> **YOUR TASK**
Set down every entry word for word. Omit the pictures.

> **DATA EXTRACT**
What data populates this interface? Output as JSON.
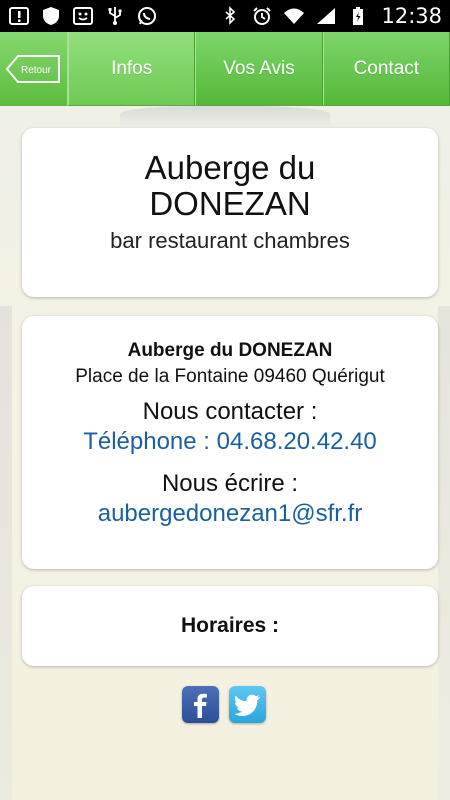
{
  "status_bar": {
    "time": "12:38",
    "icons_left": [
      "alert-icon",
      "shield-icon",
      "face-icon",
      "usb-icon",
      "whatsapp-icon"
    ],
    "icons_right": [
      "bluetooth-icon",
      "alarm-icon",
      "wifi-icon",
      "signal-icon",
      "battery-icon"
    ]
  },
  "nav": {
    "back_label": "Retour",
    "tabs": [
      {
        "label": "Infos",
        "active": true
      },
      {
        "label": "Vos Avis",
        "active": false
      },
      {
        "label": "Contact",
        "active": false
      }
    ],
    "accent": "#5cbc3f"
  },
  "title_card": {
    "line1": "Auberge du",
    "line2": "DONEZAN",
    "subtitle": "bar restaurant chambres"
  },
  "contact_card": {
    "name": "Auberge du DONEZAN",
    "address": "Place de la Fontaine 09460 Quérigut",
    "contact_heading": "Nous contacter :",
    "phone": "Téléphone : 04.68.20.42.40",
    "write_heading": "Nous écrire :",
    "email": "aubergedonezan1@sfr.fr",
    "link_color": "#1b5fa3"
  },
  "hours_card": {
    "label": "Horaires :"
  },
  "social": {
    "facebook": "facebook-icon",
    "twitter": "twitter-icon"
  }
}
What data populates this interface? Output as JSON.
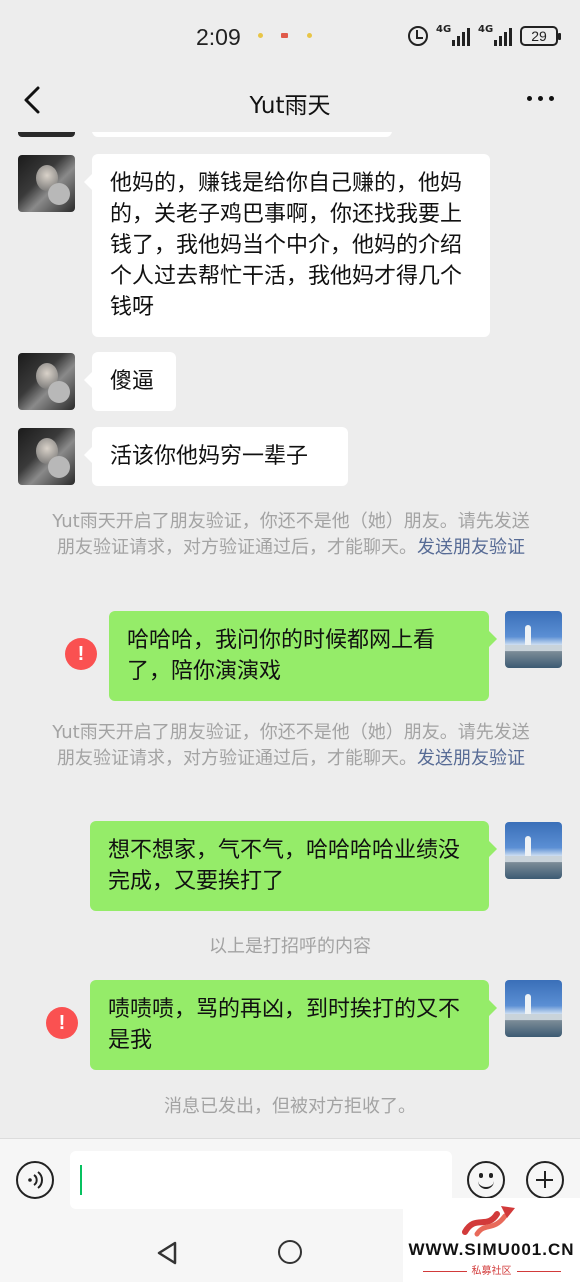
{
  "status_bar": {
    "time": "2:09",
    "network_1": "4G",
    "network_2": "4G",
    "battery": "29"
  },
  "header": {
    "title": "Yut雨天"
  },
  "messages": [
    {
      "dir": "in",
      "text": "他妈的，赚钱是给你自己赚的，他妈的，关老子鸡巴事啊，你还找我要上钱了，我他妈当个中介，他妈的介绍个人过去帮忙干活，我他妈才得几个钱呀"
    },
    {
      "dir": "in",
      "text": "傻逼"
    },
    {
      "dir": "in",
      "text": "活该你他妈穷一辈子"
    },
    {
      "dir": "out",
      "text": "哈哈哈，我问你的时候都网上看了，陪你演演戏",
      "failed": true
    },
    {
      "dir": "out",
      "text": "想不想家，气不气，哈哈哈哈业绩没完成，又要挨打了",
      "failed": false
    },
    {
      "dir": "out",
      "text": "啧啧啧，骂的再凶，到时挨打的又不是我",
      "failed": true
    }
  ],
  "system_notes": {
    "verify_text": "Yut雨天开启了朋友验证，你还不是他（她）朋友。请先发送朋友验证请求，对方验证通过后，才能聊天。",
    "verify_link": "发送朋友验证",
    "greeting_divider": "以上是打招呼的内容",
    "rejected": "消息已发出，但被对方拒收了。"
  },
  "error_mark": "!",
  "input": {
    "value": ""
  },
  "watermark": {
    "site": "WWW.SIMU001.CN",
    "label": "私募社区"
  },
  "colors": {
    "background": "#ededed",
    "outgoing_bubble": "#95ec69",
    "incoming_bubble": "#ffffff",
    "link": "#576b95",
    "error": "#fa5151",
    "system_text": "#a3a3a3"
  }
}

> **WRITTEN RESPONSE**
What data populates this interface? Output as JSON.
{
  "status_bar": {
    "time": "12:38",
    "icons_left": [
      "alert-icon",
      "shield-icon",
      "face-icon",
      "usb-icon",
      "whatsapp-icon"
    ],
    "icons_right": [
      "bluetooth-icon",
      "alarm-icon",
      "wifi-icon",
      "signal-icon",
      "battery-icon"
    ]
  },
  "nav": {
    "back_label": "Retour",
    "tabs": [
      {
        "label": "Infos",
        "active": true
      },
      {
        "label": "Vos Avis",
        "active": false
      },
      {
        "label": "Contact",
        "active": false
      }
    ],
    "accent": "#5cbc3f"
  },
  "title_card": {
    "line1": "Auberge du",
    "line2": "DONEZAN",
    "subtitle": "bar restaurant chambres"
  },
  "contact_card": {
    "name": "Auberge du DONEZAN",
    "address": "Place de la Fontaine 09460 Quérigut",
    "contact_heading": "Nous contacter :",
    "phone": "Téléphone : 04.68.20.42.40",
    "write_heading": "Nous écrire :",
    "email": "aubergedonezan1@sfr.fr",
    "link_color": "#1b5fa3"
  },
  "hours_card": {
    "label": "Horaires :"
  },
  "social": {
    "facebook": "facebook-icon",
    "twitter": "twitter-icon"
  }
}
What data populates this interface? Output as JSON.
{
  "status_bar": {
    "time": "2:09",
    "network_1": "4G",
    "network_2": "4G",
    "battery": "29"
  },
  "header": {
    "title": "Yut雨天"
  },
  "messages": [
    {
      "dir": "in",
      "text": "他妈的，赚钱是给你自己赚的，他妈的，关老子鸡巴事啊，你还找我要上钱了，我他妈当个中介，他妈的介绍个人过去帮忙干活，我他妈才得几个钱呀"
    },
    {
      "dir": "in",
      "text": "傻逼"
    },
    {
      "dir": "in",
      "text": "活该你他妈穷一辈子"
    },
    {
      "dir": "out",
      "text": "哈哈哈，我问你的时候都网上看了，陪你演演戏",
      "failed": true
    },
    {
      "dir": "out",
      "text": "想不想家，气不气，哈哈哈哈业绩没完成，又要挨打了",
      "failed": false
    },
    {
      "dir": "out",
      "text": "啧啧啧，骂的再凶，到时挨打的又不是我",
      "failed": true
    }
  ],
  "system_notes": {
    "verify_text": "Yut雨天开启了朋友验证，你还不是他（她）朋友。请先发送朋友验证请求，对方验证通过后，才能聊天。",
    "verify_link": "发送朋友验证",
    "greeting_divider": "以上是打招呼的内容",
    "rejected": "消息已发出，但被对方拒收了。"
  },
  "error_mark": "!",
  "input": {
    "value": ""
  },
  "watermark": {
    "site": "WWW.SIMU001.CN",
    "label": "私募社区"
  },
  "colors": {
    "background": "#ededed",
    "outgoing_bubble": "#95ec69",
    "incoming_bubble": "#ffffff",
    "link": "#576b95",
    "error": "#fa5151",
    "system_text": "#a3a3a3"
  }
}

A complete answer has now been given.